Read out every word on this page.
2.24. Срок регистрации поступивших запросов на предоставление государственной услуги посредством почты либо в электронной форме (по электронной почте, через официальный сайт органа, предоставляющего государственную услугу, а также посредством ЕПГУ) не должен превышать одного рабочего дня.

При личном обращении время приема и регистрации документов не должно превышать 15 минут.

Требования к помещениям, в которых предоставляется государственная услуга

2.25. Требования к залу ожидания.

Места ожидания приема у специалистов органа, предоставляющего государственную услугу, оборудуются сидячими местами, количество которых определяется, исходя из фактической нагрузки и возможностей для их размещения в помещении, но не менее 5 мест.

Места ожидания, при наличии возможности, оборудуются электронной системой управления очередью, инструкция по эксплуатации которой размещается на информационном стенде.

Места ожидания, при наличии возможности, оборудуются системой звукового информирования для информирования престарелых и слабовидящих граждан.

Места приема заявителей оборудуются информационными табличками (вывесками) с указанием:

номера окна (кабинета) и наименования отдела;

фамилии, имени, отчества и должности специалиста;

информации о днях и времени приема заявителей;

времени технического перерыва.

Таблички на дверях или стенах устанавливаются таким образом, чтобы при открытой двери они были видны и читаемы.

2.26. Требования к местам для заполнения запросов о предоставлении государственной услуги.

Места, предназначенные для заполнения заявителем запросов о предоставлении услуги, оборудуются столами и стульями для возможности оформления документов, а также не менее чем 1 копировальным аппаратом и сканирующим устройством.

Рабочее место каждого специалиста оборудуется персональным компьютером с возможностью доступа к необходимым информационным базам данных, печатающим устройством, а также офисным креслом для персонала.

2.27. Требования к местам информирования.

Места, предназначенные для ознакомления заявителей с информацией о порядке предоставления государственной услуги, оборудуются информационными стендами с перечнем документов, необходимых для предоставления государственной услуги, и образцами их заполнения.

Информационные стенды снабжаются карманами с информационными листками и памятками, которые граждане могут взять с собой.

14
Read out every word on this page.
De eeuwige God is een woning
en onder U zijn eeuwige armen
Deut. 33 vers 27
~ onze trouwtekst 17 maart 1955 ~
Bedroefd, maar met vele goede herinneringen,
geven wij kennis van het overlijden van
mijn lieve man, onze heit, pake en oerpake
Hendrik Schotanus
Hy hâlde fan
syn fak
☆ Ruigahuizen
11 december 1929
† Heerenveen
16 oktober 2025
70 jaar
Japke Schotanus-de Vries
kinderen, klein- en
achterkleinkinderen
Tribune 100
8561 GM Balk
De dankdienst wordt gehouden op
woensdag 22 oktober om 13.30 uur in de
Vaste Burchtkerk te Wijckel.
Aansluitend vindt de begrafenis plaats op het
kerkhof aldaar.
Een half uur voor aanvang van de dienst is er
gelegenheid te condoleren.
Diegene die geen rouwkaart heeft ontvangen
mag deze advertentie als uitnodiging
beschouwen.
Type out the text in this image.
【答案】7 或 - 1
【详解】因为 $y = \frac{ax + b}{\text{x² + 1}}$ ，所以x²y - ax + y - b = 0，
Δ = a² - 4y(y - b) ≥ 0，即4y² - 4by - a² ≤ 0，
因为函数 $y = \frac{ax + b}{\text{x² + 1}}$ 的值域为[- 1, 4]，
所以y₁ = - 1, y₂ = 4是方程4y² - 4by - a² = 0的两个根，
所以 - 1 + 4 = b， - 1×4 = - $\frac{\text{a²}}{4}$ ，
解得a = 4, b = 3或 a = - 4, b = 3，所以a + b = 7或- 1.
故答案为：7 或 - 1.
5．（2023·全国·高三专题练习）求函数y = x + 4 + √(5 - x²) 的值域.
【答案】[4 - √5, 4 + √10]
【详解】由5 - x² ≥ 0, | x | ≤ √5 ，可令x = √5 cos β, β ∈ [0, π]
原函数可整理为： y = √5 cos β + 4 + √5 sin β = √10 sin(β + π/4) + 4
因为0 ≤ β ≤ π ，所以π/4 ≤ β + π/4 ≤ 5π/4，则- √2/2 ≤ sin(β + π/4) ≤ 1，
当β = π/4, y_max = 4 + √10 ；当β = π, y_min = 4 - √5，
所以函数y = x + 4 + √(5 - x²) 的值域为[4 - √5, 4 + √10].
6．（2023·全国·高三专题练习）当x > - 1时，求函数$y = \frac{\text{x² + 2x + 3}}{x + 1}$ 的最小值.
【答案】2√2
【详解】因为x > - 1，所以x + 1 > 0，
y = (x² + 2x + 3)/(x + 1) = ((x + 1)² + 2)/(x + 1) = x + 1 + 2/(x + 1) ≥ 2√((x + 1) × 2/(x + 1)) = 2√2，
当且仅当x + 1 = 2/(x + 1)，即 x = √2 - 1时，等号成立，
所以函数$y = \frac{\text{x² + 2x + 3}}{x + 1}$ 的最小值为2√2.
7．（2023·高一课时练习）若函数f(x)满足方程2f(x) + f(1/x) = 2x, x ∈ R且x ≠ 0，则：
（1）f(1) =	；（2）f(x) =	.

___

• WHAT YOU NEED TO DO
Your task is to quote all of the data word for word.

• RESULT BELOW
Read out every word on this page.
2.24. Срок регистрации поступивших запросов на предоставление государственной услуги посредством почты либо в электронной форме (по электронной почте, через официальный сайт органа, предоставляющего государственную услугу, а также посредством ЕПГУ) не должен превышать одного рабочего дня.

При личном обращении время приема и регистрации документов не должно превышать 15 минут.

Требования к помещениям, в которых предоставляется государственная услуга

2.25. Требования к залу ожидания.

Места ожидания приема у специалистов органа, предоставляющего государственную услугу, оборудуются сидячими местами, количество которых определяется, исходя из фактической нагрузки и возможностей для их размещения в помещении, но не менее 5 мест.

Места ожидания, при наличии возможности, оборудуются электронной системой управления очередью, инструкция по эксплуатации которой размещается на информационном стенде.

Места ожидания, при наличии возможности, оборудуются системой звукового информирования для информирования престарелых и слабовидящих граждан.

Места приема заявителей оборудуются информационными табличками (вывесками) с указанием:

номера окна (кабинета) и наименования отдела;

фамилии, имени, отчества и должности специалиста;

информации о днях и времени приема заявителей;

времени технического перерыва.

Таблички на дверях или стенах устанавливаются таким образом, чтобы при открытой двери они были видны и читаемы.

2.26. Требования к местам для заполнения запросов о предоставлении государственной услуги.

Места, предназначенные для заполнения заявителем запросов о предоставлении услуги, оборудуются столами и стульями для возможности оформления документов, а также не менее чем 1 копировальным аппаратом и сканирующим устройством.

Рабочее место каждого специалиста оборудуется персональным компьютером с возможностью доступа к необходимым информационным базам данных, печатающим устройством, а также офисным креслом для персонала.

2.27. Требования к местам информирования.

Места, предназначенные для ознакомления заявителей с информацией о порядке предоставления государственной услуги, оборудуются информационными стендами с перечнем документов, необходимых для предоставления государственной услуги, и образцами их заполнения.

Информационные стенды снабжаются карманами с информационными листками и памятками, которые граждане могут взять с собой.

14
Read out every word on this page.
De eeuwige God is een woning
en onder U zijn eeuwige armen
Deut. 33 vers 27
~ onze trouwtekst 17 maart 1955 ~
Bedroefd, maar met vele goede herinneringen,
geven wij kennis van het overlijden van
mijn lieve man, onze heit, pake en oerpake
Hendrik Schotanus
Hy hâlde fan
syn fak
☆ Ruigahuizen
11 december 1929
† Heerenveen
16 oktober 2025
70 jaar
Japke Schotanus-de Vries
kinderen, klein- en
achterkleinkinderen
Tribune 100
8561 GM Balk
De dankdienst wordt gehouden op
woensdag 22 oktober om 13.30 uur in de
Vaste Burchtkerk te Wijckel.
Aansluitend vindt de begrafenis plaats op het
kerkhof aldaar.
Een half uur voor aanvang van de dienst is er
gelegenheid te condoleren.
Diegene die geen rouwkaart heeft ontvangen
mag deze advertentie als uitnodiging
beschouwen.
Type out the text in this image.
【答案】7 或 - 1
【详解】因为 $y = \frac{ax + b}{\text{x² + 1}}$ ，所以x²y - ax + y - b = 0，
Δ = a² - 4y(y - b) ≥ 0，即4y² - 4by - a² ≤ 0，
因为函数 $y = \frac{ax + b}{\text{x² + 1}}$ 的值域为[- 1, 4]，
所以y₁ = - 1, y₂ = 4是方程4y² - 4by - a² = 0的两个根，
所以 - 1 + 4 = b， - 1×4 = - $\frac{\text{a²}}{4}$ ，
解得a = 4, b = 3或 a = - 4, b = 3，所以a + b = 7或- 1.
故答案为：7 或 - 1.
5．（2023·全国·高三专题练习）求函数y = x + 4 + √(5 - x²) 的值域.
【答案】[4 - √5, 4 + √10]
【详解】由5 - x² ≥ 0, | x | ≤ √5 ，可令x = √5 cos β, β ∈ [0, π]
原函数可整理为： y = √5 cos β + 4 + √5 sin β = √10 sin(β + π/4) + 4
因为0 ≤ β ≤ π ，所以π/4 ≤ β + π/4 ≤ 5π/4，则- √2/2 ≤ sin(β + π/4) ≤ 1，
当β = π/4, y_max = 4 + √10 ；当β = π, y_min = 4 - √5，
所以函数y = x + 4 + √(5 - x²) 的值域为[4 - √5, 4 + √10].
6．（2023·全国·高三专题练习）当x > - 1时，求函数$y = \frac{\text{x² + 2x + 3}}{x + 1}$ 的最小值.
【答案】2√2
【详解】因为x > - 1，所以x + 1 > 0，
y = (x² + 2x + 3)/(x + 1) = ((x + 1)² + 2)/(x + 1) = x + 1 + 2/(x + 1) ≥ 2√((x + 1) × 2/(x + 1)) = 2√2，
当且仅当x + 1 = 2/(x + 1)，即 x = √2 - 1时，等号成立，
所以函数$y = \frac{\text{x² + 2x + 3}}{x + 1}$ 的最小值为2√2.
7．（2023·高一课时练习）若函数f(x)满足方程2f(x) + f(1/x) = 2x, x ∈ R且x ≠ 0，则：
（1）f(1) =	；（2）f(x) =	.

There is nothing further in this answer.